_Task goal:_ From the listing below, work out how many lines contain "해당사항". Reply with that number only.
— START —
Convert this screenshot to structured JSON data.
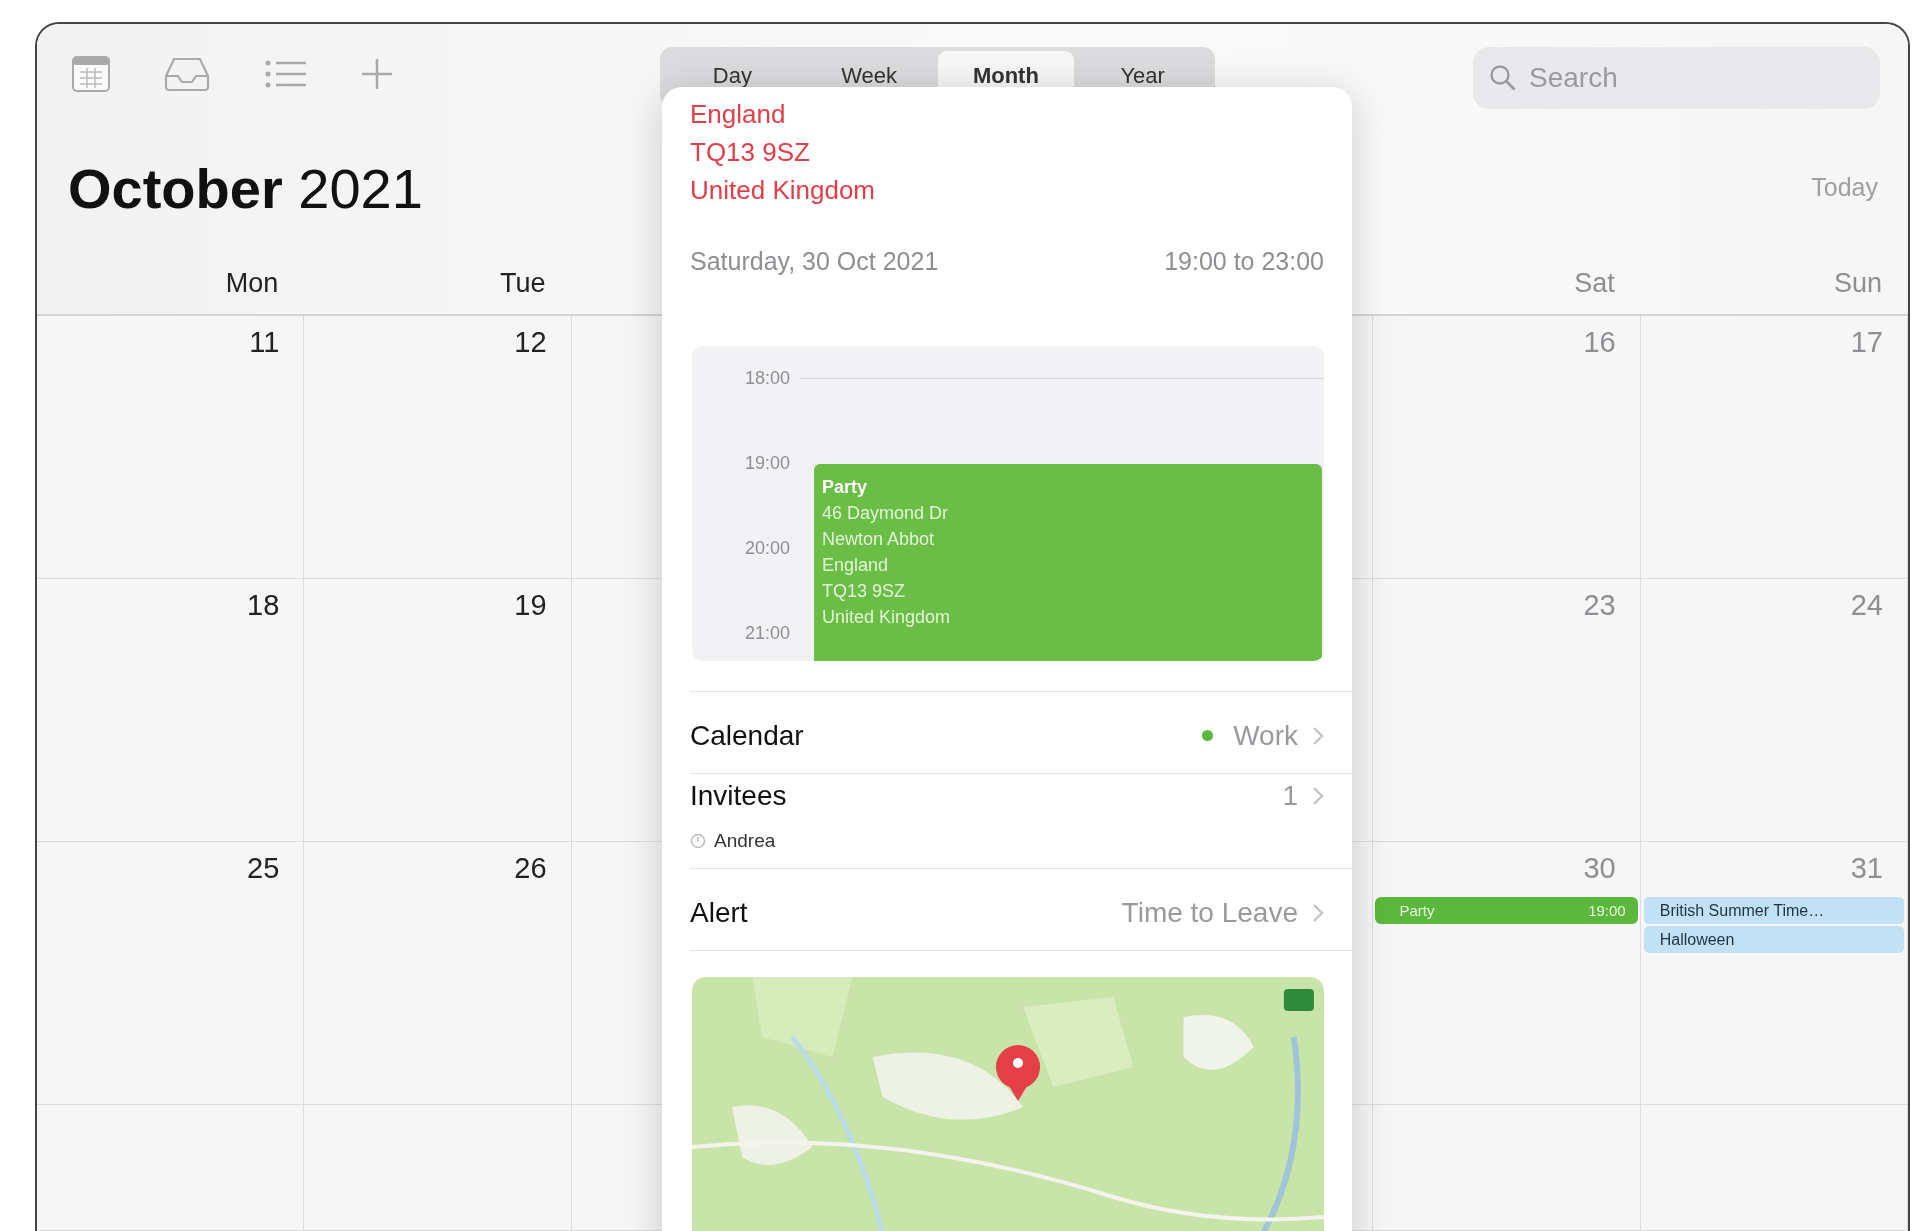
{
  "toolbar": {
    "view_tabs": [
      {
        "label": "Day",
        "selected": false
      },
      {
        "label": "Week",
        "selected": false
      },
      {
        "label": "Month",
        "selected": true
      },
      {
        "label": "Year",
        "selected": false
      }
    ],
    "search": {
      "placeholder": "Search"
    }
  },
  "title": {
    "month": "October",
    "year": "2021"
  },
  "today_button": "Today",
  "day_headers": [
    {
      "label": "Mon",
      "weekend": false
    },
    {
      "label": "Tue",
      "weekend": false
    },
    {
      "label": "Sat",
      "weekend": true
    },
    {
      "label": "Sun",
      "weekend": true
    }
  ],
  "weeks": [
    {
      "days": [
        {
          "number": "11"
        },
        {
          "number": "12"
        },
        {
          "number": "16"
        },
        {
          "number": "17"
        }
      ]
    },
    {
      "days": [
        {
          "number": "18"
        },
        {
          "number": "19"
        },
        {
          "number": "23"
        },
        {
          "number": "24"
        }
      ]
    },
    {
      "days": [
        {
          "number": "25"
        },
        {
          "number": "26"
        },
        {
          "number": "30",
          "events": [
            {
              "kind": "timed",
              "title": "Party",
              "time": "19:00",
              "color": "#5cb83c"
            }
          ]
        },
        {
          "number": "31",
          "events": [
            {
              "kind": "allday",
              "title": "British Summer Time…",
              "color": "#c3e1f5"
            },
            {
              "kind": "allday",
              "title": "Halloween",
              "color": "#c3e1f5"
            }
          ]
        }
      ]
    }
  ],
  "event_popover": {
    "address": [
      "England",
      "TQ13 9SZ",
      "United Kingdom"
    ],
    "date": "Saturday, 30 Oct 2021",
    "time_range": "19:00 to 23:00",
    "timeline": {
      "hours": [
        "18:00",
        "19:00",
        "20:00",
        "21:00"
      ],
      "event": {
        "title": "Party",
        "lines": [
          "46 Daymond Dr",
          "Newton Abbot",
          "England",
          "TQ13 9SZ",
          "United Kingdom"
        ],
        "color": "#6abd45"
      }
    },
    "rows": [
      {
        "kind": "calendar",
        "label": "Calendar",
        "value": "Work",
        "color": "#5cb83c"
      },
      {
        "kind": "invitees",
        "label": "Invitees",
        "value": "1",
        "invitee": "Andrea"
      },
      {
        "kind": "plain",
        "label": "Alert",
        "value": "Time to Leave"
      }
    ],
    "map": {
      "kind": "picture"
    }
  }
}
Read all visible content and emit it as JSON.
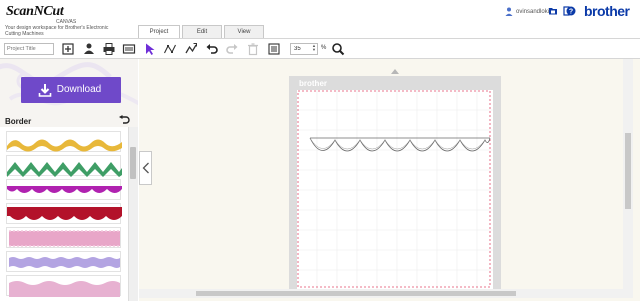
{
  "app": {
    "logo_text": "ScanNCut",
    "logo_subtext": "CANVAS",
    "tagline": "Your design workspace for Brother's Electronic Cutting Machines",
    "brand": "brother"
  },
  "tabs": [
    {
      "label": "Project",
      "active": true
    },
    {
      "label": "Edit",
      "active": false
    },
    {
      "label": "View",
      "active": false
    }
  ],
  "user": {
    "name": "ovinsandloki"
  },
  "header_icons": [
    "user-icon",
    "folder-icon",
    "logout-icon",
    "help-icon"
  ],
  "toolbar": {
    "title_placeholder": "Project Title",
    "zoom_value": "35",
    "zoom_unit": "%",
    "tools": [
      "new-project-icon",
      "person-upload-icon",
      "print-icon",
      "machine-transfer-icon",
      "select-arrow-icon",
      "node-edit-icon",
      "undo-icon",
      "redo-icon",
      "delete-icon",
      "layers-icon",
      "zoom-icon"
    ]
  },
  "sidebar": {
    "download_label": "Download",
    "section_title": "Border",
    "patterns": [
      {
        "name": "yellow-wave-border",
        "color": "#e8b83a"
      },
      {
        "name": "green-zigzag-border",
        "color": "#3f9e66"
      },
      {
        "name": "purple-scallop-border",
        "color": "#b022b0"
      },
      {
        "name": "dark-red-scallop-border",
        "color": "#b3122a"
      },
      {
        "name": "pink-stitched-border",
        "color": "#e8a6c8"
      },
      {
        "name": "lavender-wave-border",
        "color": "#b3a4e2"
      },
      {
        "name": "pink-wave-border",
        "color": "#e7b1d1"
      }
    ]
  },
  "canvas": {
    "mat_brand": "brother",
    "accent_color": "#6f49c9",
    "cut_line_color": "#e24a6a"
  }
}
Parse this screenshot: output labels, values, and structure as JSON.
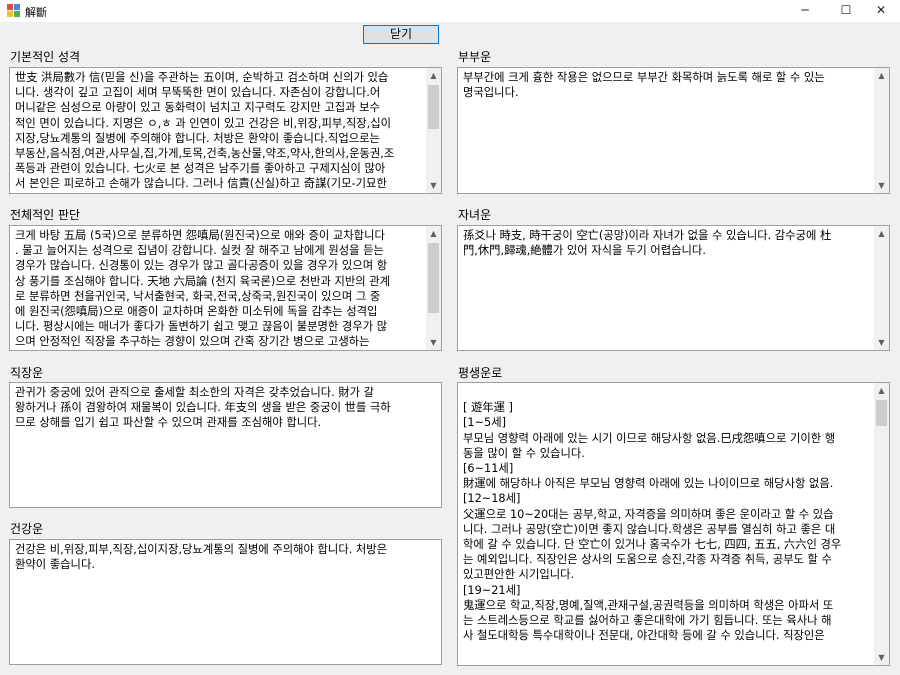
{
  "window": {
    "title": "解斷",
    "minimize_glyph": "─",
    "maximize_glyph": "☐",
    "close_glyph": "✕"
  },
  "toolbar": {
    "close_label": "닫기"
  },
  "sections": {
    "basic": {
      "label": "기본적인 성격",
      "lines": [
        "世支 洪局數가 信(믿을 신)을 주관하는 五이며, 순박하고 검소하며 신의가 있습",
        "니다. 생각이 깊고 고집이 세며 무뚝뚝한 면이 있습니다. 자존심이 강합니다.어",
        "머니같은 심성으로 아량이 있고 동화력이 넘치고 지구력도 강지만 고집과 보수",
        "적인 면이 있습니다. 지명은 ㅇ,ㅎ 과 인연이 있고 건강은 비,위장,피부,직장,십이",
        "지장,당뇨계통의 질병에 주의해야 합니다. 처방은 환약이 좋습니다.직업으로는",
        "부동산,음식점,여관,사무실,집,가게,토목,건축,농산물,약조,약사,한의사,운동권,조",
        "폭등과 관련이 있습니다. 七火로 본 성격은 남주기를 좋아하고 구제지심이 많아",
        "서 본인은 피로하고 손해가 많습니다. 그러나 信責(신실)하고 奇謀(기모-기묘한"
      ]
    },
    "overall": {
      "label": "전체적인 판단",
      "lines": [
        " 크게 바탕 五局 (5국)으로 분류하면   怨嗔局(원진국)으로 애와 증이 교차합니다",
        ". 물고 늘어지는 성격으로 집념이 강합니다. 실컷 잘 해주고 남에게 원성을 듣는",
        "경우가 많습니다. 신경통이 있는 경우가 많고 골다공증이 있을 경우가 있으며 항",
        "상 풍기를 조심해야 합니다. 天地 六局論 (천지 육국론)으로 천반과 지반의 관계",
        "로 분류하면  천을귀인국, 낙서출현국, 화국,전국,상죽국,원진국이 있으며 그 중",
        "에  원진국(怨嗔局)으로 애증이 교차하며 온화한 미소뒤에 독을 감추는 성격입",
        "니다. 평상시에는 매너가 좋다가 돌변하기 쉽고 맺고 끊음이 불분명한 경우가 많",
        "으며   안정적인 직장을 추구하는 경향이 있으며 간혹 장기간 병으로 고생하는"
      ]
    },
    "career": {
      "label": "직장운",
      "lines": [
        " 관귀가 중궁에 있어 관직으로 출세할 최소한의 자격은 갖추었습니다.   財가 갈",
        "왕하거나 孫이 겸왕하여 재물복이 있습니다. 年支의 생을 받은 중궁이 世를 극하",
        "므로 상해를 입기 쉽고 파산할 수 있으며 관재를 조심해야 합니다."
      ]
    },
    "health": {
      "label": "건강운",
      "lines": [
        " 건강은 비,위장,피부,직장,십이지장,당뇨계통의 질병에 주의해야 합니다. 처방은",
        "환약이 좋습니다."
      ]
    },
    "spouse": {
      "label": "부부운",
      "lines": [
        "  부부간에 크게 흉한 작용은 없으므로 부부간 화목하며 늙도록 해로 할 수 있는",
        "명국입니다."
      ]
    },
    "children": {
      "label": "자녀운",
      "lines": [
        " 孫爻나 時支, 時干궁이 空亡(공망)이라 자녀가 없을 수 있습니다.  감수궁에 杜",
        "門,休門,歸魂,絶體가 있어 자식을 두기 어렵습니다."
      ]
    },
    "lifetime": {
      "label": "평생운로",
      "lines": [
        "",
        "[ 遊年運 ]",
        "[1~5세]",
        " 부모님 영향력 아래에 있는 시기 이므로 해당사항 없음.巳戌怨嗔으로 기이한 행",
        "동을 많이 할 수 있습니다.",
        "[6~11세]",
        " 財運에 해당하나 아직은 부모님 영향력 아래에 있는 나이이므로 해당사항 없음.",
        "[12~18세]",
        " 父運으로 10~20대는 공부,학교, 자격증을 의미하며 좋은 운이라고 할 수 있습",
        "니다. 그러나 공망(空亡)이면 좋지 않습니다.학생은 공부를 열심히 하고 좋은 대",
        "학에 갈 수 있습니다. 단 空亡이 있거나 홍국수가 七七, 四四, 五五, 六六인 경우",
        "는 예외입니다. 직장인은 상사의 도움으로 승진,각종 자격증 취득, 공부도 할 수",
        "있고편안한 시기입니다.",
        "[19~21세]",
        " 鬼運으로 학교,직장,명예,질액,관재구설,공권력등을 의미하며 학생은 아파서 또",
        "는 스트레스등으로 학교를 싫어하고 좋은대학에 가기 힘듭니다. 또는 육사나 해",
        "사 철도대학등 특수대학이나 전문대, 야간대학 등에 갈 수 있습니다. 직장인은"
      ]
    }
  },
  "icons": {
    "scroll_up": "▲",
    "scroll_down": "▼"
  }
}
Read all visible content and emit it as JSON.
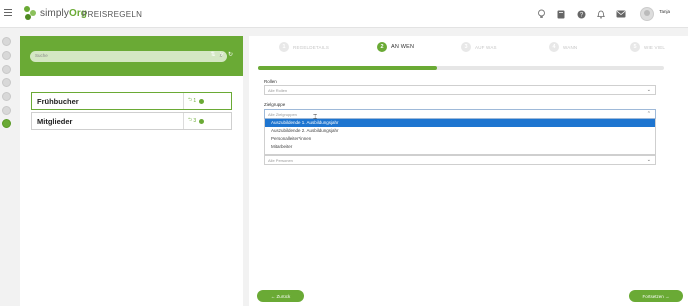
{
  "app": {
    "logo_prefix": "simply",
    "logo_suffix": "Org",
    "page_title": "PREISREGELN",
    "user_name": "Tanja"
  },
  "left_panel": {
    "search_placeholder": "Suche",
    "items": [
      {
        "name": "Frühbucher",
        "count": "1",
        "selected": true
      },
      {
        "name": "Mitglieder",
        "count": "3",
        "selected": false
      }
    ]
  },
  "wizard": {
    "steps": [
      {
        "number": "1",
        "label": "REGELDETAILS",
        "active": false
      },
      {
        "number": "2",
        "label": "AN WEN",
        "active": true
      },
      {
        "number": "3",
        "label": "AUF WAS",
        "active": false
      },
      {
        "number": "4",
        "label": "WANN",
        "active": false
      },
      {
        "number": "5",
        "label": "WIE VIEL",
        "active": false
      }
    ],
    "progress_percent": 44
  },
  "form": {
    "rollen_label": "Rollen",
    "rollen_value": "Alle Rollen",
    "zielgruppe_label": "Zielgruppe",
    "zielgruppe_value": "Alle Zielgruppen",
    "zielgruppe_options": [
      "Auszubildende 1. Ausbildungsjahr",
      "Auszubildende 2. Ausbildungsjahr",
      "Personalleiter*innen",
      "Mitarbeiter"
    ],
    "personen_value": "Alle Personen"
  },
  "buttons": {
    "back": "Zurück",
    "next": "Fortsetzen"
  },
  "colors": {
    "accent": "#6aaa35",
    "highlight": "#1e75d0"
  }
}
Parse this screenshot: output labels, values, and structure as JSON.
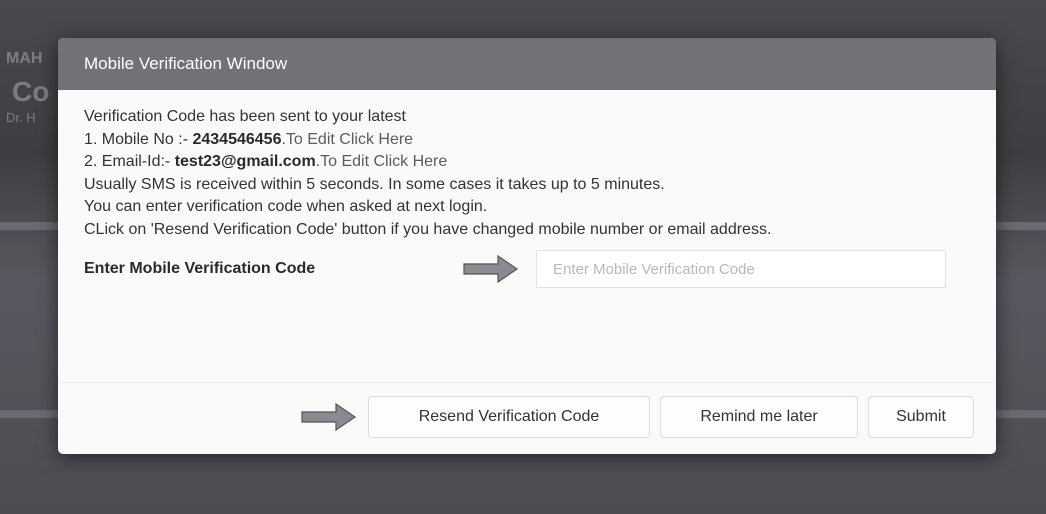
{
  "background": {
    "text_1": "MAH",
    "text_2": "Co",
    "text_3": "Dr. H"
  },
  "modal": {
    "title": "Mobile Verification Window",
    "intro": "Verification Code has been sent to your latest",
    "mobile_prefix": "1. Mobile No :- ",
    "mobile_number": "2434546456",
    "mobile_edit": ".To Edit Click Here",
    "email_prefix": "2. Email-Id:- ",
    "email_address": "test23@gmail.com",
    "email_edit": ".To Edit Click Here",
    "info_sms": "Usually SMS is received within 5 seconds. In some cases it takes up to 5 minutes.",
    "info_login": "You can enter verification code when asked at next login.",
    "info_resend": "CLick on 'Resend Verification Code' button if you have changed mobile number or email address.",
    "code_label": "Enter Mobile Verification Code",
    "code_placeholder": "Enter Mobile Verification Code",
    "code_value": ""
  },
  "footer": {
    "resend_label": "Resend Verification Code",
    "remind_label": "Remind me later",
    "submit_label": "Submit"
  },
  "icons": {
    "arrow": "right-arrow-icon"
  },
  "colors": {
    "header_bg": "#727276",
    "modal_bg": "#fafafb",
    "arrow_fill": "#8a8a90"
  }
}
— END —
_Answer in full:_ 2